* DATASET EXTRACT:
======

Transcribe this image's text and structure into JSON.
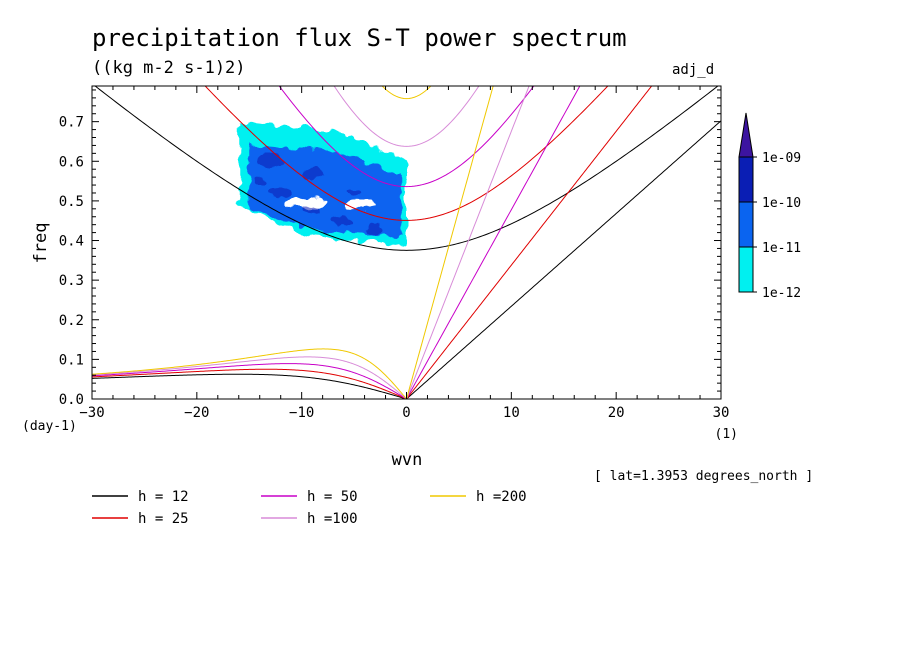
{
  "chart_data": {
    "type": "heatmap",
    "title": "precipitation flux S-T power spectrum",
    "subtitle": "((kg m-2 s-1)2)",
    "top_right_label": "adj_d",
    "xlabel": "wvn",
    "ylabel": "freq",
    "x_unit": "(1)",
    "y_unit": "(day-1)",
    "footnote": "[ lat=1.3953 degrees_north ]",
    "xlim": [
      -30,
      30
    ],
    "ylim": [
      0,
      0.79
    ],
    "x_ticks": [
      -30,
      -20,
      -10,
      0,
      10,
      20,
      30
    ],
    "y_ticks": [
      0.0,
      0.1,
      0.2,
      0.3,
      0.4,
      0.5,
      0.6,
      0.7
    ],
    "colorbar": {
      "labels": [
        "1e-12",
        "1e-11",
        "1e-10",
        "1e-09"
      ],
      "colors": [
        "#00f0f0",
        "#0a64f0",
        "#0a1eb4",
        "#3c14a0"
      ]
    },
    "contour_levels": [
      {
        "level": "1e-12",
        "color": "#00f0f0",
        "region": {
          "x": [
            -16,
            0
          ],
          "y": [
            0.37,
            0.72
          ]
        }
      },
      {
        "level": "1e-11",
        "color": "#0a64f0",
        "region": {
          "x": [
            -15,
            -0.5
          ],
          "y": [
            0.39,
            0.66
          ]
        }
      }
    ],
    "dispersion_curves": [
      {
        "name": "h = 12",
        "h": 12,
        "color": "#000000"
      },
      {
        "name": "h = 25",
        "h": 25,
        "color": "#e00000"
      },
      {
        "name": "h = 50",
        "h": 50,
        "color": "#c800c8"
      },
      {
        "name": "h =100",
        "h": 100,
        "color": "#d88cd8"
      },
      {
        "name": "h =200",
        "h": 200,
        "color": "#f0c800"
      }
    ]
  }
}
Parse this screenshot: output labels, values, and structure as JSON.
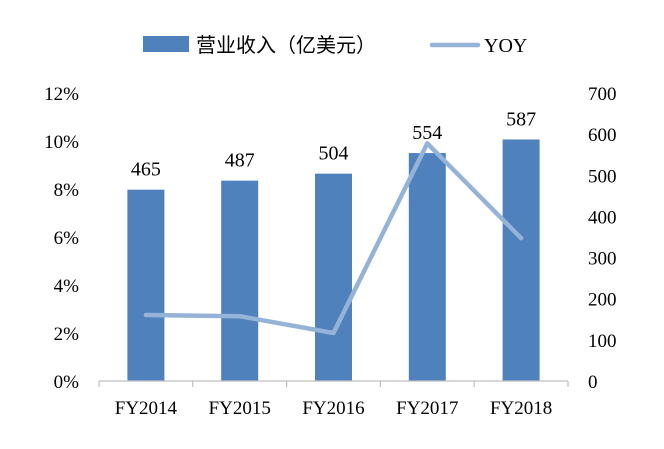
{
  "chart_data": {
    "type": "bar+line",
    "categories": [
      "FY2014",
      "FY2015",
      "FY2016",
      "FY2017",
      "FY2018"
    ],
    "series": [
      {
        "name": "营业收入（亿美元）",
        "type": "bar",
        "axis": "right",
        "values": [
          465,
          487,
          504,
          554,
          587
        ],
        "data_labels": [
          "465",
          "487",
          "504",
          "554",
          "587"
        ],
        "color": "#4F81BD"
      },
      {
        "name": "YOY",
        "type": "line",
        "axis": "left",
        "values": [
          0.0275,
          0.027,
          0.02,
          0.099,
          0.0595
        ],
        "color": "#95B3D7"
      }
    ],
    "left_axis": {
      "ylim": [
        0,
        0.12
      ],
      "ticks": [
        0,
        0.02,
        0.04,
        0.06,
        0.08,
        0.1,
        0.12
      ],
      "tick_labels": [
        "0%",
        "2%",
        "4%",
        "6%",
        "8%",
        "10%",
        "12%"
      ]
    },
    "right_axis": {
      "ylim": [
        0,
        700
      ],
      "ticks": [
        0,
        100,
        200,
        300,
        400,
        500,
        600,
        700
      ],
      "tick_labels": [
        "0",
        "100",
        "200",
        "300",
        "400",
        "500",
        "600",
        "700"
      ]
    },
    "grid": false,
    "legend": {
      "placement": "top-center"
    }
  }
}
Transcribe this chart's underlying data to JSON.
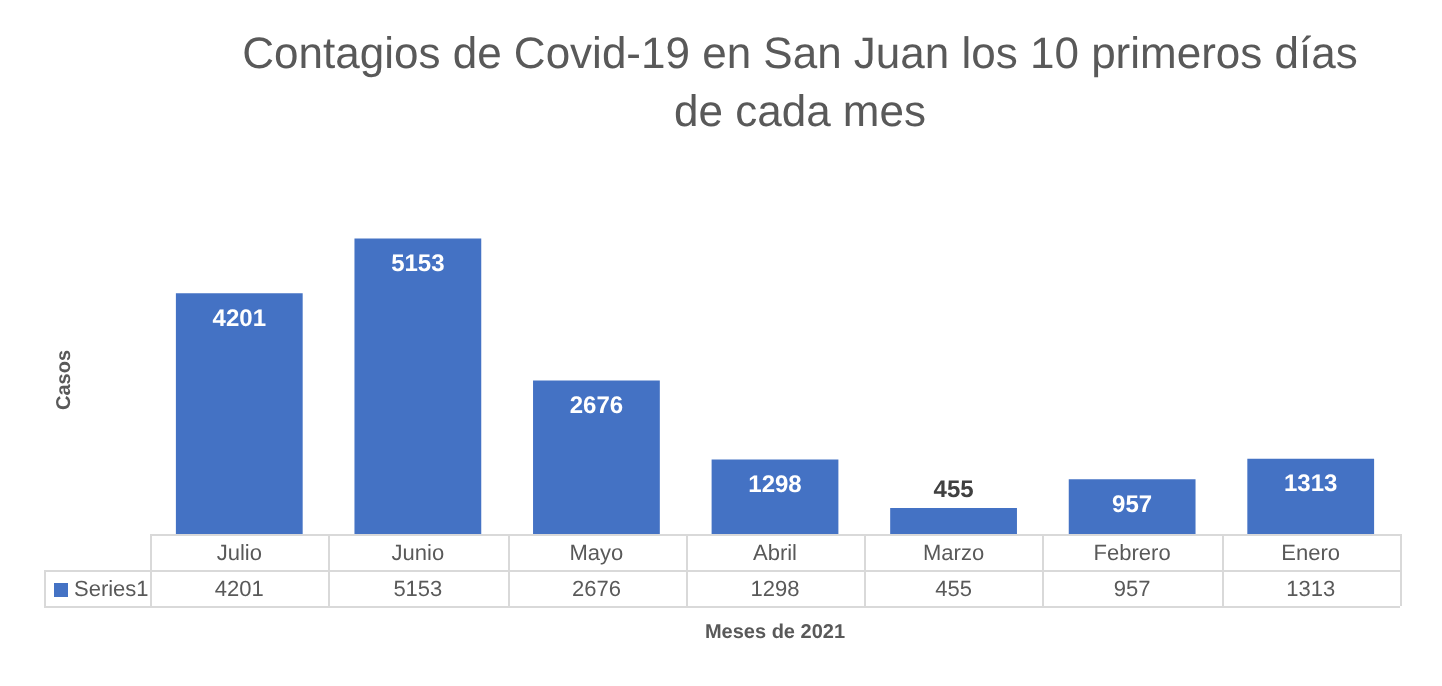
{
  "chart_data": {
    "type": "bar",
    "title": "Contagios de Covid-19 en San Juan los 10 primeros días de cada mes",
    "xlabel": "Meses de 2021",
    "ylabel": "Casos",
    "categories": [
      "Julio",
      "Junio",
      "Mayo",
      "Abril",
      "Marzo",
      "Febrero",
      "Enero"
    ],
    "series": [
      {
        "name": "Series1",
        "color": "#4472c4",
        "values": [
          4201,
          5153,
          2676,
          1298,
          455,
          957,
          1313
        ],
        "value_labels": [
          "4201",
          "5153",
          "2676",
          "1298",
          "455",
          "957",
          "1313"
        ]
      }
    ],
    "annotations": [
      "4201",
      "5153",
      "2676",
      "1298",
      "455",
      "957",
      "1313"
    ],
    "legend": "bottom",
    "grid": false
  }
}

======

Except for the pictures, reproduce every line exactly.

* FULL SOLUTION:
Transcribe this image's text and structure into JSON.
{
  "chart_data": {
    "type": "heatmap",
    "title": "precipitation flux S-T power spectrum",
    "subtitle": "((kg m-2 s-1)2)",
    "top_right_label": "adj_d",
    "xlabel": "wvn",
    "ylabel": "freq",
    "x_unit": "(1)",
    "y_unit": "(day-1)",
    "footnote": "[ lat=1.3953 degrees_north ]",
    "xlim": [
      -30,
      30
    ],
    "ylim": [
      0,
      0.79
    ],
    "x_ticks": [
      -30,
      -20,
      -10,
      0,
      10,
      20,
      30
    ],
    "y_ticks": [
      0.0,
      0.1,
      0.2,
      0.3,
      0.4,
      0.5,
      0.6,
      0.7
    ],
    "colorbar": {
      "labels": [
        "1e-12",
        "1e-11",
        "1e-10",
        "1e-09"
      ],
      "colors": [
        "#00f0f0",
        "#0a64f0",
        "#0a1eb4",
        "#3c14a0"
      ]
    },
    "contour_levels": [
      {
        "level": "1e-12",
        "color": "#00f0f0",
        "region": {
          "x": [
            -16,
            0
          ],
          "y": [
            0.37,
            0.72
          ]
        }
      },
      {
        "level": "1e-11",
        "color": "#0a64f0",
        "region": {
          "x": [
            -15,
            -0.5
          ],
          "y": [
            0.39,
            0.66
          ]
        }
      }
    ],
    "dispersion_curves": [
      {
        "name": "h = 12",
        "h": 12,
        "color": "#000000"
      },
      {
        "name": "h = 25",
        "h": 25,
        "color": "#e00000"
      },
      {
        "name": "h = 50",
        "h": 50,
        "color": "#c800c8"
      },
      {
        "name": "h =100",
        "h": 100,
        "color": "#d88cd8"
      },
      {
        "name": "h =200",
        "h": 200,
        "color": "#f0c800"
      }
    ]
  }
}
Parse this screenshot: output labels, values, and structure as JSON.
{
  "chart_data": {
    "type": "bar+line",
    "categories": [
      "FY2014",
      "FY2015",
      "FY2016",
      "FY2017",
      "FY2018"
    ],
    "series": [
      {
        "name": "营业收入（亿美元）",
        "type": "bar",
        "axis": "right",
        "values": [
          465,
          487,
          504,
          554,
          587
        ],
        "data_labels": [
          "465",
          "487",
          "504",
          "554",
          "587"
        ],
        "color": "#4F81BD"
      },
      {
        "name": "YOY",
        "type": "line",
        "axis": "left",
        "values": [
          0.0275,
          0.027,
          0.02,
          0.099,
          0.0595
        ],
        "color": "#95B3D7"
      }
    ],
    "left_axis": {
      "ylim": [
        0,
        0.12
      ],
      "ticks": [
        0,
        0.02,
        0.04,
        0.06,
        0.08,
        0.1,
        0.12
      ],
      "tick_labels": [
        "0%",
        "2%",
        "4%",
        "6%",
        "8%",
        "10%",
        "12%"
      ]
    },
    "right_axis": {
      "ylim": [
        0,
        700
      ],
      "ticks": [
        0,
        100,
        200,
        300,
        400,
        500,
        600,
        700
      ],
      "tick_labels": [
        "0",
        "100",
        "200",
        "300",
        "400",
        "500",
        "600",
        "700"
      ]
    },
    "grid": false,
    "legend": {
      "placement": "top-center"
    }
  }
}
Transcribe this chart's underlying data to JSON.
{
  "chart_data": {
    "type": "bar",
    "title": "Contagios de Covid-19 en San Juan los 10 primeros días de cada mes",
    "xlabel": "Meses de 2021",
    "ylabel": "Casos",
    "categories": [
      "Julio",
      "Junio",
      "Mayo",
      "Abril",
      "Marzo",
      "Febrero",
      "Enero"
    ],
    "series": [
      {
        "name": "Series1",
        "color": "#4472c4",
        "values": [
          4201,
          5153,
          2676,
          1298,
          455,
          957,
          1313
        ],
        "value_labels": [
          "4201",
          "5153",
          "2676",
          "1298",
          "455",
          "957",
          "1313"
        ]
      }
    ],
    "annotations": [
      "4201",
      "5153",
      "2676",
      "1298",
      "455",
      "957",
      "1313"
    ],
    "legend": "bottom",
    "grid": false
  }
}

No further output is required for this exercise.